Exercise objective ▸ Substitute "clickable" for every "interactable" in the material below, leaving everything else unchanged, and give the lines again without the pictures.

Collected data ▸
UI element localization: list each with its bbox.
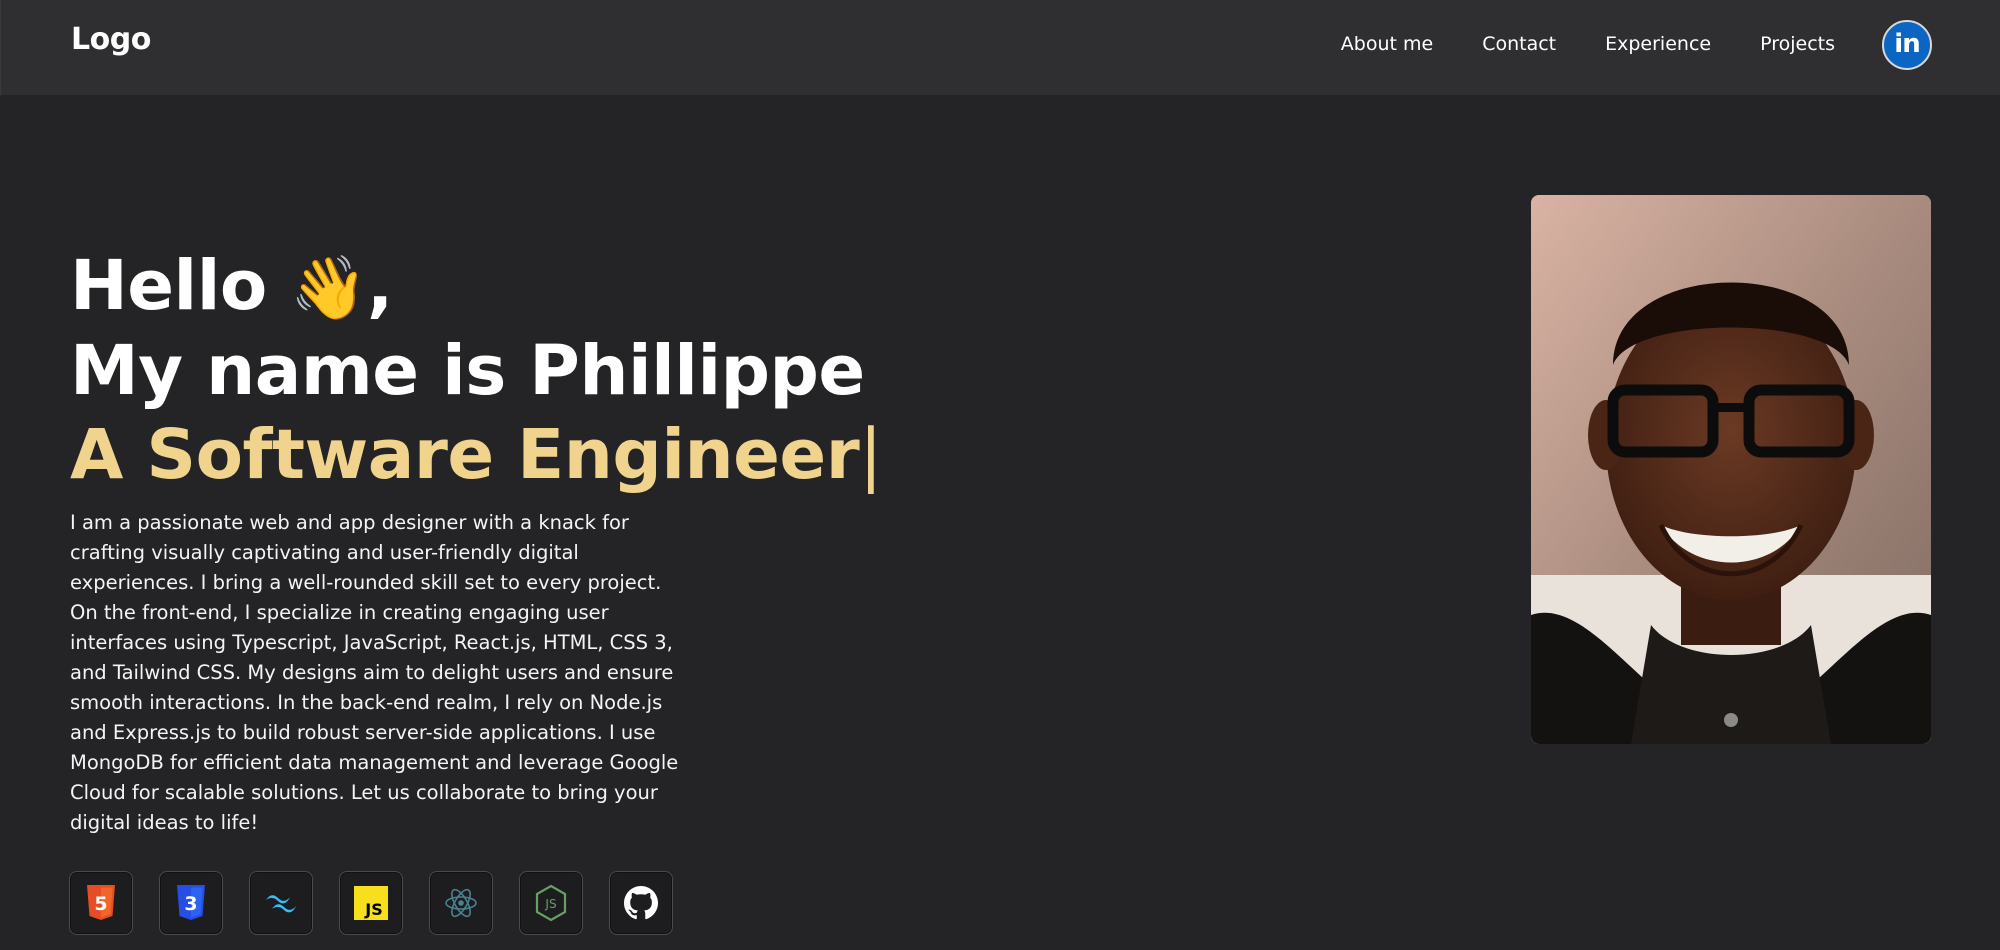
nodejs-icon[interactable]: JS	[519, 871, 583, 935]
role-heading: A Software Engineer|	[70, 421, 882, 490]
name-heading: My name is Phillippe	[70, 331, 865, 411]
greeting-heading: Hello 👋,	[70, 252, 393, 321]
electron-icon[interactable]	[429, 871, 493, 935]
svg-text:JS: JS	[364, 900, 382, 919]
greeting-text: Hello	[70, 246, 267, 326]
typing-cursor: |	[859, 415, 882, 495]
greeting-suffix: ,	[367, 246, 393, 326]
nav-experience[interactable]: Experience	[1605, 33, 1711, 55]
github-icon[interactable]	[609, 871, 673, 935]
svg-text:3: 3	[184, 893, 197, 915]
linkedin-icon[interactable]: in	[1882, 20, 1932, 70]
top-navbar: Logo About me Contact Experience Project…	[0, 0, 2000, 95]
skills-row: 5 3 JS JS	[69, 871, 673, 935]
svg-text:JS: JS	[544, 897, 556, 911]
site-logo[interactable]: Logo	[71, 22, 151, 57]
nav-contact[interactable]: Contact	[1482, 33, 1556, 55]
tailwind-icon[interactable]	[249, 871, 313, 935]
bio-paragraph: I am a passionate web and app designer w…	[70, 511, 679, 834]
waving-hand-icon: 👋	[290, 251, 367, 324]
role-text: A Software Engineer	[70, 415, 860, 495]
javascript-icon[interactable]: JS	[339, 871, 403, 935]
profile-photo	[1531, 195, 1931, 744]
html5-icon[interactable]: 5	[69, 871, 133, 935]
nav-projects[interactable]: Projects	[1760, 33, 1835, 55]
svg-text:5: 5	[94, 893, 107, 915]
nav-about-me[interactable]: About me	[1341, 33, 1433, 55]
main-nav: About me Contact Experience Projects	[1292, 33, 1835, 55]
css3-icon[interactable]: 3	[159, 871, 223, 935]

Solution for this problem ▸
UI element localization: list each with its bbox.
nodejs-icon[clickable]: JS	[519, 871, 583, 935]
role-heading: A Software Engineer|	[70, 421, 882, 490]
name-heading: My name is Phillippe	[70, 331, 865, 411]
greeting-heading: Hello 👋,	[70, 252, 393, 321]
electron-icon[clickable]	[429, 871, 493, 935]
svg-text:JS: JS	[364, 900, 382, 919]
greeting-text: Hello	[70, 246, 267, 326]
typing-cursor: |	[859, 415, 882, 495]
greeting-suffix: ,	[367, 246, 393, 326]
nav-experience[clickable]: Experience	[1605, 33, 1711, 55]
github-icon[clickable]	[609, 871, 673, 935]
svg-text:3: 3	[184, 893, 197, 915]
linkedin-icon[clickable]: in	[1882, 20, 1932, 70]
top-navbar: Logo About me Contact Experience Project…	[0, 0, 2000, 95]
skills-row: 5 3 JS JS	[69, 871, 673, 935]
svg-text:JS: JS	[544, 897, 556, 911]
site-logo[clickable]: Logo	[71, 22, 151, 57]
nav-contact[clickable]: Contact	[1482, 33, 1556, 55]
tailwind-icon[clickable]	[249, 871, 313, 935]
bio-paragraph: I am a passionate web and app designer w…	[70, 511, 679, 834]
waving-hand-icon: 👋	[290, 251, 367, 324]
role-text: A Software Engineer	[70, 415, 860, 495]
javascript-icon[clickable]: JS	[339, 871, 403, 935]
profile-photo	[1531, 195, 1931, 744]
html5-icon[clickable]: 5	[69, 871, 133, 935]
nav-projects[clickable]: Projects	[1760, 33, 1835, 55]
svg-text:5: 5	[94, 893, 107, 915]
nav-about-me[clickable]: About me	[1341, 33, 1433, 55]
main-nav: About me Contact Experience Projects	[1292, 33, 1835, 55]
css3-icon[clickable]: 3	[159, 871, 223, 935]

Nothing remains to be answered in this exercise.